### EXTRACTED ENTRIES

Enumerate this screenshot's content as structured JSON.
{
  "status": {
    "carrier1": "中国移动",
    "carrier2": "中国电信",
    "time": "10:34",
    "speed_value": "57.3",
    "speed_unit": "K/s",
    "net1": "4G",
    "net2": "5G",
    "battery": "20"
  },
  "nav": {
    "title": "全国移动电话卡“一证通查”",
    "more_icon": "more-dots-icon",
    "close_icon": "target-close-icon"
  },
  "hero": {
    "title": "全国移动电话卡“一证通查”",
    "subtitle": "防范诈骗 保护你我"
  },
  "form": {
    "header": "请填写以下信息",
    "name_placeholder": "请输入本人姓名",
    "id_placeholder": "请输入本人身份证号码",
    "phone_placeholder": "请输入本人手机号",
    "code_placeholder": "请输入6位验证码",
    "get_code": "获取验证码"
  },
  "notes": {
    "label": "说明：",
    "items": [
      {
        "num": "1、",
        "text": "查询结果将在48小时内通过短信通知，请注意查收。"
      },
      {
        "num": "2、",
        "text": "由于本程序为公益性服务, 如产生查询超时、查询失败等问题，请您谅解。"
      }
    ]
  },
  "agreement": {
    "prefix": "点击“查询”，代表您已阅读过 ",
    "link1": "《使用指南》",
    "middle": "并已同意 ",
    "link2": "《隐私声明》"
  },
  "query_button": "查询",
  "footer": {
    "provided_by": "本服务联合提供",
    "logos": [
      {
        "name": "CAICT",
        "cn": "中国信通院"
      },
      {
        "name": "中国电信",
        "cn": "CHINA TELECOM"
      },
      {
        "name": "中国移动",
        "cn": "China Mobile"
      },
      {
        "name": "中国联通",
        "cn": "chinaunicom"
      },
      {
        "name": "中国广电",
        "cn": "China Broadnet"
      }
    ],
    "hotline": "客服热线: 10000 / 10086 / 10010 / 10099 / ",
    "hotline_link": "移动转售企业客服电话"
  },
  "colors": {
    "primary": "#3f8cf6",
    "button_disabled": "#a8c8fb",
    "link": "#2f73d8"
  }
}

######
### EXTRACTED ENTRIES

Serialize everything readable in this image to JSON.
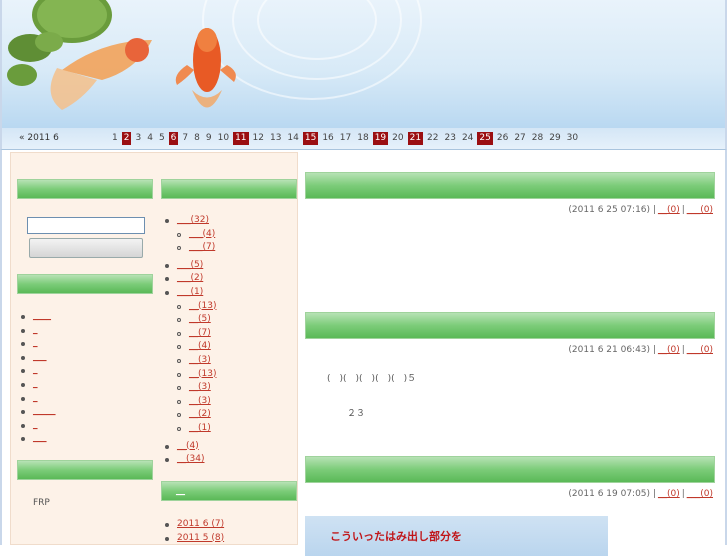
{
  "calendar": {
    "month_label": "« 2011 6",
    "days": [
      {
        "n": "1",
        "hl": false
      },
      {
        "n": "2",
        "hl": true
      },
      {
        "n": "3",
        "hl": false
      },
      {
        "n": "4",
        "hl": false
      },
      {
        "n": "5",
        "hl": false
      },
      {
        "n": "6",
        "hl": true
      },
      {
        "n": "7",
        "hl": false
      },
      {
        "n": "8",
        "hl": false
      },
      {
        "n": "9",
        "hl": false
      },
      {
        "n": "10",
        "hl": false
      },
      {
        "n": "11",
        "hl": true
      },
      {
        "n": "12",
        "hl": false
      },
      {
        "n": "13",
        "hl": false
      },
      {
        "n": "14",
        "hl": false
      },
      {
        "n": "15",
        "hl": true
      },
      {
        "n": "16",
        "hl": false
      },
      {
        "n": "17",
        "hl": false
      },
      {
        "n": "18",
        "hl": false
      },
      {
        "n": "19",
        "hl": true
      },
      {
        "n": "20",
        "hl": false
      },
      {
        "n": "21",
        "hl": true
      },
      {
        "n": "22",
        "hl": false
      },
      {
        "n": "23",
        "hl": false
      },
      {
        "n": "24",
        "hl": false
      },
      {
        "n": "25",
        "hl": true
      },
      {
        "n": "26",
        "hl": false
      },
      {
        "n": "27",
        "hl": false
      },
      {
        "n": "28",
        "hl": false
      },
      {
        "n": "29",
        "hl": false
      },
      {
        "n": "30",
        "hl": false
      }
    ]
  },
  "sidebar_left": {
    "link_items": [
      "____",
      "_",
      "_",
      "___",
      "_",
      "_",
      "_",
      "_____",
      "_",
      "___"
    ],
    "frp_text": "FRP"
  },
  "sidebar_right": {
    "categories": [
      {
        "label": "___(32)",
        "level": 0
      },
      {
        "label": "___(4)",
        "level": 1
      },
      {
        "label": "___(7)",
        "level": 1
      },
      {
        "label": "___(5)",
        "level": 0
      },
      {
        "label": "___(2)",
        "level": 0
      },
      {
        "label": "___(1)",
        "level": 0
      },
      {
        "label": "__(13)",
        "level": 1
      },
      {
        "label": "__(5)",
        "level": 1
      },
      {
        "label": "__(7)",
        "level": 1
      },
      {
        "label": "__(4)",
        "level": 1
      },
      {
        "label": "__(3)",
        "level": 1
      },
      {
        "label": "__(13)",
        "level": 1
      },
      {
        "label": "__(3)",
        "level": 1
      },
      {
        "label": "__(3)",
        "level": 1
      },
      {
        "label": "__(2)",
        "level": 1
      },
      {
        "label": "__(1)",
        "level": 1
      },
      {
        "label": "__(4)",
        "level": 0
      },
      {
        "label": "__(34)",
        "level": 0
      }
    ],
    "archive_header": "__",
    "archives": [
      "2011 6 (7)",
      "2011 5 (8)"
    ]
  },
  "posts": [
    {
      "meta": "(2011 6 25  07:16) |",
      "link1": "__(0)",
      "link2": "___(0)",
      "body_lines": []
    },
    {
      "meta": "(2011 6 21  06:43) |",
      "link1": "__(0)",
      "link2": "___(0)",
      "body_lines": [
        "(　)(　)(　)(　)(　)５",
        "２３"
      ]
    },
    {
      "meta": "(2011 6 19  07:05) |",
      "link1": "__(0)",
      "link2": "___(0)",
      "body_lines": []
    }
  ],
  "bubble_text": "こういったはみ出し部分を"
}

######

From the listing above, pick out each line where the word "icon" appears.

    "more_icon": "more-dots-icon",
    "close_icon": "target-close-icon"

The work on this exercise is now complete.